_ENUNCIADO DA TAREFA_
As afirmações abaixo concordam com o texto sobre lixo? Responda sim ou não a cada uma e cite entre aspas as palavras do texto que decidem a resposta.
1. São Paulo é o terceiro maior polo gerador de resíduos do mundo.
2. Quem escreve o texto entrou na área ambiental depois de dez anos trabalhando com projetos sociais.
3. O Cradle to Cradle é uma metodologia para desenvolver produtos sem elementos tóxicos.

_TEXTO APRESENTADO_
* * *

O lixo como não-lixo e como parar de jogar coisas fora

Apesar de a maioria saber de dados alarmantes sobre a geração de resíduos em nosso país, existe uma resistência em nos envolvermos com o tema. Falar de lixo traz um mal estar e, por isso, é mais fácil idealizar que ele simplesmente suma, desapareça. A intenção do “jogar fora” prevalece.

Produzimos 1.2 kg dele (por dia e por habitante) no Brasil. A cidade de São Paulo é o terceiro maior polo gerador de resíduos do mundo, apesar de ser a 11ª ou 12ª economia, como mostra esse documento do Lixo Zero 2013 , do Instituto Ethos:

Link Documento

Entrei na área ambiental em 2013, depois de oito anos trabalhando com diversos projetos sociais. Se minhas ações nunca seriam suficientes para “ajudar” em algo tão complexo como o ser humano, melhorar o ambiente em que ele está inserido fez todo sentido. Minha contribuição seria deixá-lo se desenvolver (em todos seus aspectos) em um ambiente melhor, mais propício para manifestações positivas.

Depois de um ano dedicado exclusivamente a este fim, percebi que estava -- novamente -- lidando com o complexo ser humano. Afinal, lidar com resíduos nada mais é que trabalhar com conforto, desperdício, preguiça, criatividade, incômodo, ciclos, usos, consumismo.

Percebi que não bastava criar modelos. Era necessário mudar também pensamentos e atitudes.

Uma nova visão do lixo

Lixo só é lixo quando tratado como tal. Temos um conceito criado de que “aquilo que não tem utilidade, não serve mais para mim”.

Teria, esse material, serventia para outra pessoa? Não funciona para mais ninguém de alguma outra forma?

A primeira ideia, ao iniciar o processo de olhar para os detritos de outro ângulo, foi a de entender como são desenhados os produtos que usamos. Por que eles são tão difíceis de serem reutilizados ou reciclados? Por que a preocupação é com o descarte e não na elaboração, escolha da compra ou o uso desta matéria?

Nessa pesquisa, encontrei fontes muito interessantes, como o documento escrito pelo Abramovay (acima, em parceria com o Instituto Ethos), o movimento Zero Waste e, por fim, o Cradle to Cradle, uma metodologia de desenvolver produtos que não contenham elementos tóxicos e que beneficiem a natureza ao serem descartados.

* * *

_TRECHO DOS DADOS_
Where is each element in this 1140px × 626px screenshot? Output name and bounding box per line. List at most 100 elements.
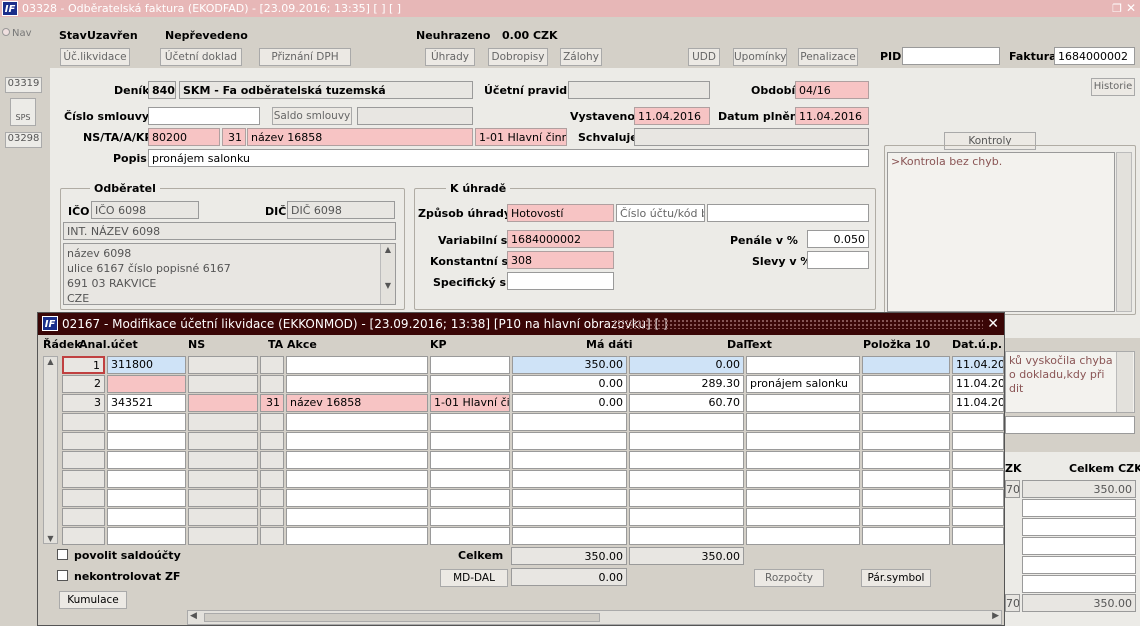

* * *

_RESPOSTA DA TAREFA_
1. Sim: "A cidade de São Paulo é o terceiro maior polo gerador de resíduos do mundo"
2. Não: "depois de oito anos trabalhando com diversos projetos sociais"
3. Sim: "uma metodologia de desenvolver produtos que não contenham elementos tóxicos"